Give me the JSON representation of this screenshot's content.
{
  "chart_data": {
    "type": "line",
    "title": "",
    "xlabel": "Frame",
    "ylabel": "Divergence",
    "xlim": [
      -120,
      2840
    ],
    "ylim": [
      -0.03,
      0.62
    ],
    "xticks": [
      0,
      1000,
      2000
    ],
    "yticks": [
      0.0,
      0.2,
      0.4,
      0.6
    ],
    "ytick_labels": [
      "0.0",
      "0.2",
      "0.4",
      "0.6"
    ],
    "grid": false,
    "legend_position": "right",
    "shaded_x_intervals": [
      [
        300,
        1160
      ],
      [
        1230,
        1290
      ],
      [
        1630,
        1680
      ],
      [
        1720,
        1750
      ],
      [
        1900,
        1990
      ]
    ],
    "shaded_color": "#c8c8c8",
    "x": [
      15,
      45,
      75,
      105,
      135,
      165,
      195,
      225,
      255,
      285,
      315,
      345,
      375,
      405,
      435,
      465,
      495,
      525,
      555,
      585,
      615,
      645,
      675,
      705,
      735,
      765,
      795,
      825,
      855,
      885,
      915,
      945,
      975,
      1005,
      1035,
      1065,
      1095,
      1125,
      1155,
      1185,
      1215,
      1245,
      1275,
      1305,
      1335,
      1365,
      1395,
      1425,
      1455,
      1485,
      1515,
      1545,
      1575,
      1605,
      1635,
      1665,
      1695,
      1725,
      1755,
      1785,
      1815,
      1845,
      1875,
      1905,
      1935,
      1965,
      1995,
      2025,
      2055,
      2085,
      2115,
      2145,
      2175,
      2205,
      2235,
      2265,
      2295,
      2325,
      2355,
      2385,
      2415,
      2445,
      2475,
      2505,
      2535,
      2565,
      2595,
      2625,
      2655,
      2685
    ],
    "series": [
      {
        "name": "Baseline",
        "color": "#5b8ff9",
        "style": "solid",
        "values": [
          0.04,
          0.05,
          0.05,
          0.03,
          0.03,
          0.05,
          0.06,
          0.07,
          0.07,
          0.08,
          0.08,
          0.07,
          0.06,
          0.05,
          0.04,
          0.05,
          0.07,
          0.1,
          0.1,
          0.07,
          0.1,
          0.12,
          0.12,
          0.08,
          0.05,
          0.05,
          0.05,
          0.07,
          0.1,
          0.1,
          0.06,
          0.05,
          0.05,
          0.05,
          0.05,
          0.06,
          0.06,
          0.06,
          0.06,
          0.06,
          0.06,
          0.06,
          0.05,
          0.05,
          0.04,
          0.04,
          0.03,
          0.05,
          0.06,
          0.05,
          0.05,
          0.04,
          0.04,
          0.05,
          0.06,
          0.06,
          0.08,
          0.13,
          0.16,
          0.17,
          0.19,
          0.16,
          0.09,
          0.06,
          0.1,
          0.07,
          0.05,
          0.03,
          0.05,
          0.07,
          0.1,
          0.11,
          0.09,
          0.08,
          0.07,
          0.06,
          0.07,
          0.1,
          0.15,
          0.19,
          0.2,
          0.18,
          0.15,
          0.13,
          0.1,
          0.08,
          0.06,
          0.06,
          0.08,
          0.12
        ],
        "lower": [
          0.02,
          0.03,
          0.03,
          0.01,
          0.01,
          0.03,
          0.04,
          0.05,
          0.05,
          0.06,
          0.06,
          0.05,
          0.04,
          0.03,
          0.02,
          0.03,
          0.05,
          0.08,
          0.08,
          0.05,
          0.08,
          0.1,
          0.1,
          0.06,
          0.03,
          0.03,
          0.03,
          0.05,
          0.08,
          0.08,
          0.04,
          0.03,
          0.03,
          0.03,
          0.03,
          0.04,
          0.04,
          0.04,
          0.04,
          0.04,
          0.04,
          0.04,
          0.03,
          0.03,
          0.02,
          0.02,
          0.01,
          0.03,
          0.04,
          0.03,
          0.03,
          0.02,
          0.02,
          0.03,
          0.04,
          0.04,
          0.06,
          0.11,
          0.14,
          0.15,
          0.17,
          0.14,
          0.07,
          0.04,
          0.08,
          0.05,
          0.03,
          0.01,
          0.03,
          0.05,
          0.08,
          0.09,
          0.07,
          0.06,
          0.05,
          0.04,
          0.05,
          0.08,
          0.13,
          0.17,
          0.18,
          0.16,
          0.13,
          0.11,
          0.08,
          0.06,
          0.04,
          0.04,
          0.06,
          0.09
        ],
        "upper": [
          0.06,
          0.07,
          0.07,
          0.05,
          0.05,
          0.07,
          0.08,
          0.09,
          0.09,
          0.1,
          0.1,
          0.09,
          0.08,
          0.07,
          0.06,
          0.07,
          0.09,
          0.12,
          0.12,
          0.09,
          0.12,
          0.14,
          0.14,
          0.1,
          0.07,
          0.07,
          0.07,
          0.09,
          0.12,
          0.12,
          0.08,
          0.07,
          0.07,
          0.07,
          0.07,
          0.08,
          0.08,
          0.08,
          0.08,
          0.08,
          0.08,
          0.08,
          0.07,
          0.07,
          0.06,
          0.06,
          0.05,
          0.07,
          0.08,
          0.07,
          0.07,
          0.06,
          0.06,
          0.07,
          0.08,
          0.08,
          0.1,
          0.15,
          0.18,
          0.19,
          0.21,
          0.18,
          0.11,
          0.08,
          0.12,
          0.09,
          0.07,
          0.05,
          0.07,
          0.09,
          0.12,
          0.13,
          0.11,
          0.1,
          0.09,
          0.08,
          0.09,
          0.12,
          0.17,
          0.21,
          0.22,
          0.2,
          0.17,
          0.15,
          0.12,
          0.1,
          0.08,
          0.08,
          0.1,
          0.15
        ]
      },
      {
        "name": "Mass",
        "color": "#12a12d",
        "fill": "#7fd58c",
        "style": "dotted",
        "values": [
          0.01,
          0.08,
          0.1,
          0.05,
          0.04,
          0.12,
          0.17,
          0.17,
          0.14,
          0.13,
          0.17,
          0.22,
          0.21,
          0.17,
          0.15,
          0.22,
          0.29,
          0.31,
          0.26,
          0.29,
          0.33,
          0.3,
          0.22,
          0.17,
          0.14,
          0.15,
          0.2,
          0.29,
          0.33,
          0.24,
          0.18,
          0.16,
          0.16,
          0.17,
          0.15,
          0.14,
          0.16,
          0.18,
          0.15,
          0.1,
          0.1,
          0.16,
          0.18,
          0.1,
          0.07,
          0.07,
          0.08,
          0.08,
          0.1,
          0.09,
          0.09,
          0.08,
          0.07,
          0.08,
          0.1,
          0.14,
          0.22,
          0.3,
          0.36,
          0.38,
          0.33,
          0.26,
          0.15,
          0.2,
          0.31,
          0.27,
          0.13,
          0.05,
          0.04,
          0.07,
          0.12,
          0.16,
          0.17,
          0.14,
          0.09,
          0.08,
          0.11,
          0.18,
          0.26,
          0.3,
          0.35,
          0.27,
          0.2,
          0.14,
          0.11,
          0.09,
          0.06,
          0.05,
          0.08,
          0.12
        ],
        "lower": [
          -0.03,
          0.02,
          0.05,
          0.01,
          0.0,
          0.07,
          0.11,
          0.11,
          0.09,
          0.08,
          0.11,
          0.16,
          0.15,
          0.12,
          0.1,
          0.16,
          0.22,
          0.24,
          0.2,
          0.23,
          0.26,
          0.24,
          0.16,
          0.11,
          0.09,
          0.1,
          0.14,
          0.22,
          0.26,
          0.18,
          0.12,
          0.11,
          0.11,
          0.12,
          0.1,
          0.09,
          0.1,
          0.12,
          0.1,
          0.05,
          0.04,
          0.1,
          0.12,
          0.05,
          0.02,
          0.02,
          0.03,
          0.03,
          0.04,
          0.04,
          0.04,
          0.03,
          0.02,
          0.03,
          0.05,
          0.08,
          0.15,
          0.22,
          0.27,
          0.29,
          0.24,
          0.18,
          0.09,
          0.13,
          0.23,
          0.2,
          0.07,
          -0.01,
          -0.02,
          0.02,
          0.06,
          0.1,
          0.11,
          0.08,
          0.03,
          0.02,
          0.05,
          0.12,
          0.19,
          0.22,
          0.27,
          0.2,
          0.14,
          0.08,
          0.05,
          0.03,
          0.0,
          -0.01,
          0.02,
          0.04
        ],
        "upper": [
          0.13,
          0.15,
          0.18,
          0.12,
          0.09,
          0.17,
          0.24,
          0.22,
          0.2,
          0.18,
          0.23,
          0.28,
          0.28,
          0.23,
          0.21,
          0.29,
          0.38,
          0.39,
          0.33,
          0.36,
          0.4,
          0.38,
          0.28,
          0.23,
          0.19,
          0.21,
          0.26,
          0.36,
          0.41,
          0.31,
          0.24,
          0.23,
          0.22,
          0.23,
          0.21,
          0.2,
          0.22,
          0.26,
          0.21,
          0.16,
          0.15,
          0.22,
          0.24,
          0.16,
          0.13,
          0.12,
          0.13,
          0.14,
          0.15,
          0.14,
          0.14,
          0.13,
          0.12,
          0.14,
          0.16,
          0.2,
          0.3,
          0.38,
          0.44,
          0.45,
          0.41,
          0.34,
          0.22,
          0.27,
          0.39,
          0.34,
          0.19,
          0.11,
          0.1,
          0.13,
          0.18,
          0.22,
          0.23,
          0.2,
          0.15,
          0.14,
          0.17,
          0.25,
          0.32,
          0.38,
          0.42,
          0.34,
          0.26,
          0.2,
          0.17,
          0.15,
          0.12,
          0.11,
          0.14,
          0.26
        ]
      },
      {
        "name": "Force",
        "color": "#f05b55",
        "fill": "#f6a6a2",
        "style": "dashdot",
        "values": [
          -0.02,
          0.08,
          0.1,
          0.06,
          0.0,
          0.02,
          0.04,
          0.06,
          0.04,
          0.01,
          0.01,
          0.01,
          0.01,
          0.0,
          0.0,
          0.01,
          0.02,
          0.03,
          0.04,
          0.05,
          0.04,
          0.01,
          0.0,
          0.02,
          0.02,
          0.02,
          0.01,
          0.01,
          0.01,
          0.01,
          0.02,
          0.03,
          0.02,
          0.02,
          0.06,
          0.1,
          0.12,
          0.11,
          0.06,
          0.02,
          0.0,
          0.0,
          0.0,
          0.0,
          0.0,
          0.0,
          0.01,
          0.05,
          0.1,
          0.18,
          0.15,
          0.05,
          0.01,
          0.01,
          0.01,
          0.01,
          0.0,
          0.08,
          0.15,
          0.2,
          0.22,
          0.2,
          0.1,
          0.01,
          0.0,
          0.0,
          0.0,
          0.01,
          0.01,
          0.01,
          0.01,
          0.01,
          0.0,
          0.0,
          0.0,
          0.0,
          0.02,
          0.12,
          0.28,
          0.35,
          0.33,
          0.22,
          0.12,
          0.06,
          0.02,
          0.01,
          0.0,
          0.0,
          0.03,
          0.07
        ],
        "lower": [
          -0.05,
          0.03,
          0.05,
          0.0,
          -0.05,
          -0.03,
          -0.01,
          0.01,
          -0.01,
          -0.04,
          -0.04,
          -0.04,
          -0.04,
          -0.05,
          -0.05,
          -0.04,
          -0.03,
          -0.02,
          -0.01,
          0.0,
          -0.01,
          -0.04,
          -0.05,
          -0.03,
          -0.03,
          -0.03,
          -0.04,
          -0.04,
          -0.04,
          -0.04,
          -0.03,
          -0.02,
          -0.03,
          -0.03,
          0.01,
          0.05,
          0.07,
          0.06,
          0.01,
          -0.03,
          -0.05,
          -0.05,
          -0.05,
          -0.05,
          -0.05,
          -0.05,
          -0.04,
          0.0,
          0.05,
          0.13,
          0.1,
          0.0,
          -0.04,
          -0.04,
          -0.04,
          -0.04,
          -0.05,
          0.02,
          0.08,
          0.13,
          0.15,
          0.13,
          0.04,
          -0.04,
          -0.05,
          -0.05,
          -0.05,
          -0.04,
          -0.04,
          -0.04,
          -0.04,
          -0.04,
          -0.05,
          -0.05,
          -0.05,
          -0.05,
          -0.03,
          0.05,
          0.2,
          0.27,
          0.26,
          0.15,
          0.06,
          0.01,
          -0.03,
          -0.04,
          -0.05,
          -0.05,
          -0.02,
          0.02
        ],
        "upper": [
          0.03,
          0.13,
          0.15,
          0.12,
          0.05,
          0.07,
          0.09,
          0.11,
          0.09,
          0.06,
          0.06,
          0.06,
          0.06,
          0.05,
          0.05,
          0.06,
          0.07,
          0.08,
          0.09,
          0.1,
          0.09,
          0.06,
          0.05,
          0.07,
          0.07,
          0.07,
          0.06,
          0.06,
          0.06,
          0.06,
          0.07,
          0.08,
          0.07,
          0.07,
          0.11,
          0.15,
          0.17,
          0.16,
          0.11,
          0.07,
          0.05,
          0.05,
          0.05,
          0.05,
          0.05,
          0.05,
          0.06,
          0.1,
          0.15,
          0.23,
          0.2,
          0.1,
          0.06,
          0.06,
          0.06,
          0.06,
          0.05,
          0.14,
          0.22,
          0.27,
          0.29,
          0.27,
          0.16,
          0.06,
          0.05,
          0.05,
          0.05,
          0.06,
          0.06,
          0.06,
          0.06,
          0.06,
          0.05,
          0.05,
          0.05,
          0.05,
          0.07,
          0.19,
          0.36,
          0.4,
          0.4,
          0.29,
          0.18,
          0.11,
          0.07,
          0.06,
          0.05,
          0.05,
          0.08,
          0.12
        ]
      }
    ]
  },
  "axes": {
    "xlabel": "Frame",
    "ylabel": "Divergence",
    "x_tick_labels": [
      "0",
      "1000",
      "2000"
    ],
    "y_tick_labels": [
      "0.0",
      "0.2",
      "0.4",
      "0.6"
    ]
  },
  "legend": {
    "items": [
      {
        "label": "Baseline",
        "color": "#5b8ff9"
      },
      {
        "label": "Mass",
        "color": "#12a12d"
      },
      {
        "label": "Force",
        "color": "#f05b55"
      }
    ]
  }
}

===============

WORK TO COMPLETE:
Read the entries above, then pull out the lines that include "style".

EXPECTED ANSWER:
        "style": "solid",
        "style": "dotted",
        "style": "dashdot",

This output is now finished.